Set task 1
Answer these questions on the introduction:
(a) What grant number does it give for the NHPRC grant?
(b) What has Tufts University been using as the basis of the Tufts Digital Repository?
(c) At the start of the project, what had Yale been considering various alternatives for?

Text extract
Introduction
The Digital Collections and Archives of Tufts University and Manuscripts and Archives of Yale University have recently completed a National Historical Publications and Records Commission (NHPRC) electronic records research grant (grant number 2004-083) entitled “Fedora and the Preservation of University Records.” The Tufts-Yale Project focused on three main areas of research: requirements for trustworthy recordkeeping systems and preservation activities, the ingest of records into a preservation system, and the maintenance of records in a preservation system. The project reports are listed in Figure 1.
The project aimed to combine electronic records preservation research and theory with digital library research and practice. In particular, the Tufts-Yale Project planned on answering the question: Does Fedora have the ability to serve as an electronic records preservation system.[1] Tufts University has been using Fedora as the basis of the Tufts Digital Repository for several years.[2]
As it was already strongly invested in developing and managing this repository with an expanding set of services, Tufts was keen on exploring Fedora’s ability to serve as a preservation system for electronic archival records. At the start of this project, Yale had been considering various alternatives for a preservation system, including a Fedora-based solution.

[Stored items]
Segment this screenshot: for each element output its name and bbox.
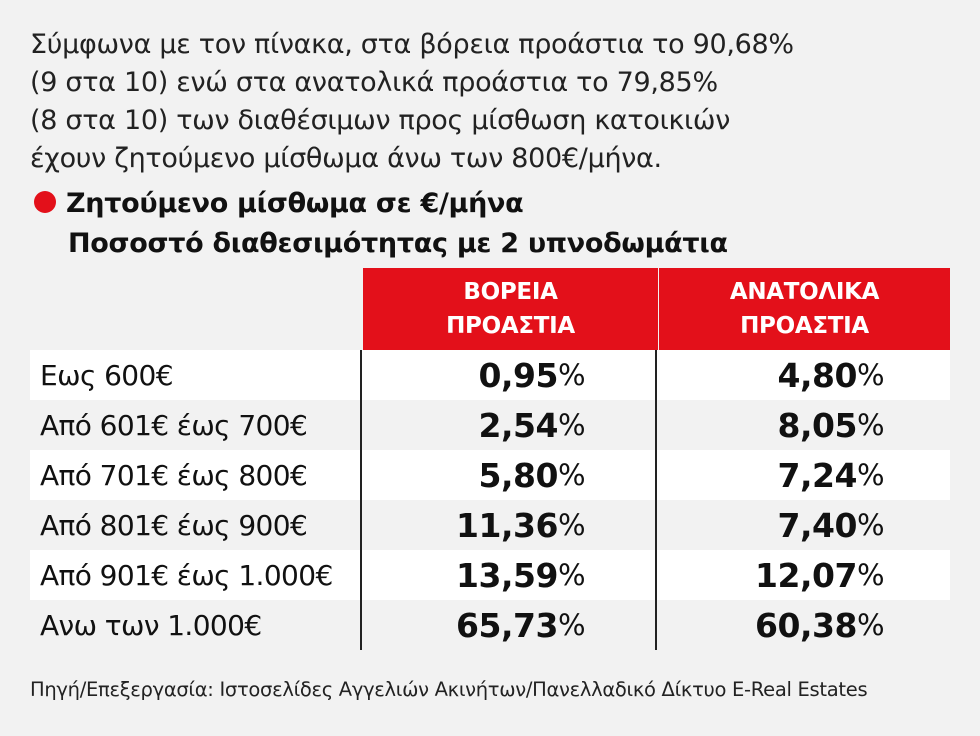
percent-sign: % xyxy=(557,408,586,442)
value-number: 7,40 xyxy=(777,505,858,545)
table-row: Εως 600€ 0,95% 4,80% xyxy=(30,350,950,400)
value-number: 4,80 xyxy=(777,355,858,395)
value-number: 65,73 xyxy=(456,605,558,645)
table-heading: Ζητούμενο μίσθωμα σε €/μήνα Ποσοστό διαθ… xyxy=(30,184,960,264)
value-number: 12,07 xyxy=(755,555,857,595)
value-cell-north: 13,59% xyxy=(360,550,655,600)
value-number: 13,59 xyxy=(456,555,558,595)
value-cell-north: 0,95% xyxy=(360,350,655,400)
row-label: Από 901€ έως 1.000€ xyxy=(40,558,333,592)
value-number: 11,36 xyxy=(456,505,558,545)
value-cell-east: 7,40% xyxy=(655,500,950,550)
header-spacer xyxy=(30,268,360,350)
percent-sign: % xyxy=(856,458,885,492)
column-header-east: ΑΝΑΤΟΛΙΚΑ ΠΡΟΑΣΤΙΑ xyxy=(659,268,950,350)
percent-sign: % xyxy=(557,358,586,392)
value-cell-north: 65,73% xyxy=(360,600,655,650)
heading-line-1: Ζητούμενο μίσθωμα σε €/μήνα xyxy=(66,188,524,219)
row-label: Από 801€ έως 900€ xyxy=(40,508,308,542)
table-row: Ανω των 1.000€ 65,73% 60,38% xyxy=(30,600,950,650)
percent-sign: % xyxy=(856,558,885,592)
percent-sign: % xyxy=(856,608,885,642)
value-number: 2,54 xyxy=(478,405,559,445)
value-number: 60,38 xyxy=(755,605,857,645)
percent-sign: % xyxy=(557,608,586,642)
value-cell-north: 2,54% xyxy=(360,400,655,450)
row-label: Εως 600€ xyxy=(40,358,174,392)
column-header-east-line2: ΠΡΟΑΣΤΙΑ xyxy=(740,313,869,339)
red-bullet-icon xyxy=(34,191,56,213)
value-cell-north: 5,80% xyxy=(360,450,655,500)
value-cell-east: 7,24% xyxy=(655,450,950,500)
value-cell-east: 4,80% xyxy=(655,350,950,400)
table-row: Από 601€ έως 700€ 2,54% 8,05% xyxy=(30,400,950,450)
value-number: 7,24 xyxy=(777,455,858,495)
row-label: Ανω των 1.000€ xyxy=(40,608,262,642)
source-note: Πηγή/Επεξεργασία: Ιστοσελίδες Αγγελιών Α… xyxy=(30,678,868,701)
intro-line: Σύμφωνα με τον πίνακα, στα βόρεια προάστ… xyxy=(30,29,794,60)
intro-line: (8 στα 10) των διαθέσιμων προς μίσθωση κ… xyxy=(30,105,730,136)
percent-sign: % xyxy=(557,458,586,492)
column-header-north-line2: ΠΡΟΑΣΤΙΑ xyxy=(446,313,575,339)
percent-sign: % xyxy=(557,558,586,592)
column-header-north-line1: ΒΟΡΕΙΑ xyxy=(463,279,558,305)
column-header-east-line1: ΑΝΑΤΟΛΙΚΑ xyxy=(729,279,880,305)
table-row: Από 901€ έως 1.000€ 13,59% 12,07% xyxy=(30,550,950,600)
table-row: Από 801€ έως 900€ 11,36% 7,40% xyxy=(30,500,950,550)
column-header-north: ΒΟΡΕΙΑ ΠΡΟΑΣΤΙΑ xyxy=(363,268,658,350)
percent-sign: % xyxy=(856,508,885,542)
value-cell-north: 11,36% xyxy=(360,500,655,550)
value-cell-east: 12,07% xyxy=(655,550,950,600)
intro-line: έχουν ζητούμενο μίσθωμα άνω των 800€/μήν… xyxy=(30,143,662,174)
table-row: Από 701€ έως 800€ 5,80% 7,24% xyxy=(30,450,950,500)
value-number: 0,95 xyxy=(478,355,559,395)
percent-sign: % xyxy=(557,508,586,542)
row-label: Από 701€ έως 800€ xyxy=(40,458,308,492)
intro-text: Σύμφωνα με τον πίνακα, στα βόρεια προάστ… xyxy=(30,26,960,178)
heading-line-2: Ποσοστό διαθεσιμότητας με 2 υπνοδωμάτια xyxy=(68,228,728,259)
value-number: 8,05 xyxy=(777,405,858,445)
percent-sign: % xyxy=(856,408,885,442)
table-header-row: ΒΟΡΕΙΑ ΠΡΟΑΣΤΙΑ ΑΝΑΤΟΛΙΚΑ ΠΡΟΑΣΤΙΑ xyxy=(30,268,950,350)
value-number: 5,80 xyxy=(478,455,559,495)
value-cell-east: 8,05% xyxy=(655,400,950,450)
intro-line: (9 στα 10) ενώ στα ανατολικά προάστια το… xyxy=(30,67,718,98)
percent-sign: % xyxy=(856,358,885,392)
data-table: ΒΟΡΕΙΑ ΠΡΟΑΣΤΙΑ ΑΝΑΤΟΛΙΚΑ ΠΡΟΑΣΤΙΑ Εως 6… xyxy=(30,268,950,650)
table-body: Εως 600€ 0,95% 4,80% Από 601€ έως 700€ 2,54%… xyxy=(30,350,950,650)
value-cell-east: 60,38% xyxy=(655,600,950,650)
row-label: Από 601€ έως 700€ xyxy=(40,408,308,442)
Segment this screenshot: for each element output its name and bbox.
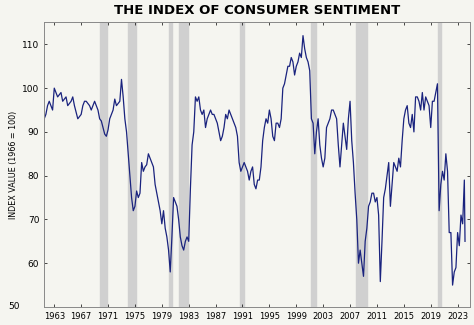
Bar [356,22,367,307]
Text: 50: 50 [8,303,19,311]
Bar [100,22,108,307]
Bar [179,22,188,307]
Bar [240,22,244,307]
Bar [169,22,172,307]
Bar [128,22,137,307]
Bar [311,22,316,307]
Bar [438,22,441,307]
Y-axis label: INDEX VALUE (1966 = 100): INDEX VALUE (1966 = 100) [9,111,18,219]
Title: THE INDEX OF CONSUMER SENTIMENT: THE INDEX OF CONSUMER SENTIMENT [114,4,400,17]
==
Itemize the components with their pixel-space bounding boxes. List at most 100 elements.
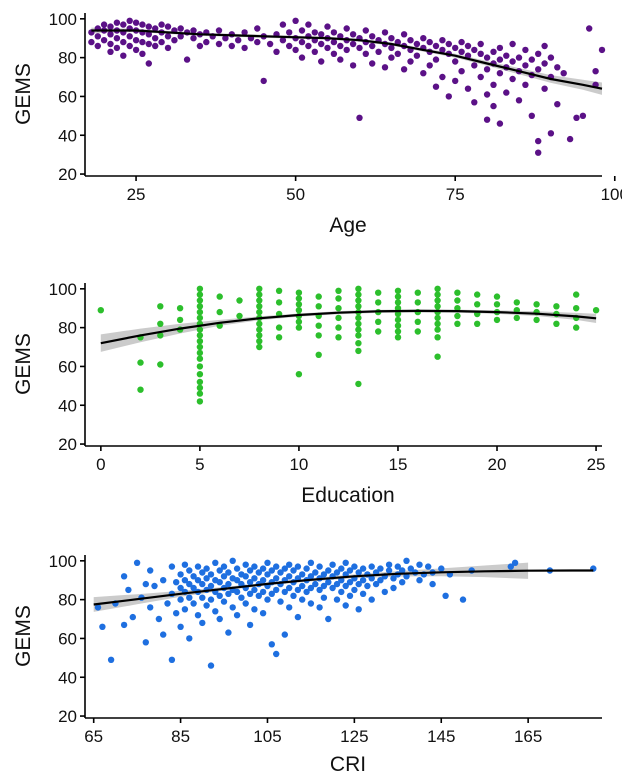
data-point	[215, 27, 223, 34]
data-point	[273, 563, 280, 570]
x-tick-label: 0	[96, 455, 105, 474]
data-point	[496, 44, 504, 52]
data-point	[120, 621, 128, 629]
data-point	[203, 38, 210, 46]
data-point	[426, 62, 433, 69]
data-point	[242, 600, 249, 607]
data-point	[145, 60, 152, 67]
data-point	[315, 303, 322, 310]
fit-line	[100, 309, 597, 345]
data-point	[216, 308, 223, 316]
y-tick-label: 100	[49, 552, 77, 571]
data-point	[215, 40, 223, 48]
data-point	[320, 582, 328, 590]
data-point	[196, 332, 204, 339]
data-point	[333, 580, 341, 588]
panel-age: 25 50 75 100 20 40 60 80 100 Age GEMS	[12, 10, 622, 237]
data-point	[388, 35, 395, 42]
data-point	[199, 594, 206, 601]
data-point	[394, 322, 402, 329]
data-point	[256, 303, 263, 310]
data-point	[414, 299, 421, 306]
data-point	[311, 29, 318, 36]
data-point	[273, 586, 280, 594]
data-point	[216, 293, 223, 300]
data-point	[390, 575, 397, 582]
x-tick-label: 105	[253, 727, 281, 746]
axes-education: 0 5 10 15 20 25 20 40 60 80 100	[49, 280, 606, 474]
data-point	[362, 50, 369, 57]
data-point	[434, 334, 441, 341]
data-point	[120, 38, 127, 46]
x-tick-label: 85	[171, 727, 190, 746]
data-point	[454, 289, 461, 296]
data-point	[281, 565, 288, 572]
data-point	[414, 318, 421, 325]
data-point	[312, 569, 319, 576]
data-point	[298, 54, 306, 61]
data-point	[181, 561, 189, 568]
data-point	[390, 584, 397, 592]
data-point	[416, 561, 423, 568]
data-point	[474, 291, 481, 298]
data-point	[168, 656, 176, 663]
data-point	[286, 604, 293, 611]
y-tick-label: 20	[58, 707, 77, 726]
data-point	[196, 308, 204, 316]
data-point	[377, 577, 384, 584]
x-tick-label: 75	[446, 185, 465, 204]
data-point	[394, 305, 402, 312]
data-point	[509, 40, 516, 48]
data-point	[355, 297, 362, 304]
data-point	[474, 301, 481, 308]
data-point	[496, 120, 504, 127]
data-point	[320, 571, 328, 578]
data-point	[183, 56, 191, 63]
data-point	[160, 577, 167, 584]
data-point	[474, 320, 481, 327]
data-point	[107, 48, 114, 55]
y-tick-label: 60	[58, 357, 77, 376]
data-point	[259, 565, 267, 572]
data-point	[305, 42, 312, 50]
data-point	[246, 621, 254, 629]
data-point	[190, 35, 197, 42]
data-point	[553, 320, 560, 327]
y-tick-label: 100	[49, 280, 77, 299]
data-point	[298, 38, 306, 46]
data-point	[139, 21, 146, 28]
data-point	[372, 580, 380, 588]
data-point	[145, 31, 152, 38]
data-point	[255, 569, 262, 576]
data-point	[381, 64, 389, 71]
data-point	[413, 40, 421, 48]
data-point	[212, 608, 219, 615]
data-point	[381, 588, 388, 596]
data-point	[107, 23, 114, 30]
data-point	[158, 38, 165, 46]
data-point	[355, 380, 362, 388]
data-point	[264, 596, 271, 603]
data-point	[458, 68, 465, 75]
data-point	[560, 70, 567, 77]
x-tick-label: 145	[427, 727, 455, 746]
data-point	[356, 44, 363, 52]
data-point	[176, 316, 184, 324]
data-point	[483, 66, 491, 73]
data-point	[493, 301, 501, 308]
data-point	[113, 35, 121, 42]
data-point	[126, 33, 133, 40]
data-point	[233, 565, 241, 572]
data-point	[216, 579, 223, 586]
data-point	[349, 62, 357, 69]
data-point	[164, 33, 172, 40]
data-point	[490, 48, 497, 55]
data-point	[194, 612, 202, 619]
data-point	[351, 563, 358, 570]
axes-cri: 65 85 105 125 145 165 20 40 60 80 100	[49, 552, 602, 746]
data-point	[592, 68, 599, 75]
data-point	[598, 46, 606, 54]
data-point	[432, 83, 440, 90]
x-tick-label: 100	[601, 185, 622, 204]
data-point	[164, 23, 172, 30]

Set task 2
In the rows starting with the line with "percent-sign: % xyxy=(557,408,586,442)" and going on through the line with "row-label: Από 801€", swap "value-number" for "numeric-value". Give back only those lines, otherwise unchanged.

Final answer 1
(a) 2004-083
(b) Fedora
(c) A preservation system

Final answer 2
percent-sign: % xyxy=(557,408,586,442)
numeric-value: 7,40 xyxy=(777,505,858,545)
table-row: Εως 600€ 0,95% 4,80% xyxy=(30,350,950,400)
numeric-value: 4,80 xyxy=(777,355,858,395)
numeric-value: 65,73 xyxy=(456,605,558,645)
table-heading: Ζητούμενο μίσθωμα σε €/μήνα Ποσοστό διαθ… xyxy=(30,184,960,264)
numeric-value: 12,07 xyxy=(755,555,857,595)
value-cell-north: 13,59% xyxy=(360,550,655,600)
numeric-value: 13,59 xyxy=(456,555,558,595)
value-cell-north: 0,95% xyxy=(360,350,655,400)
row-label: Από 901€ έως 1.000€ xyxy=(40,558,333,592)
numeric-value: 11,36 xyxy=(456,505,558,545)
value-cell-east: 7,40% xyxy=(655,500,950,550)
header-spacer xyxy=(30,268,360,350)
percent-sign: % xyxy=(856,458,885,492)
column-header-east: ΑΝΑΤΟΛΙΚΑ ΠΡΟΑΣΤΙΑ xyxy=(659,268,950,350)
percent-sign: % xyxy=(557,358,586,392)
value-cell-north: 65,73% xyxy=(360,600,655,650)
heading-line-1: Ζητούμενο μίσθωμα σε €/μήνα xyxy=(66,188,524,219)
row-label: Από 801€ έως 900€ xyxy=(40,508,308,542)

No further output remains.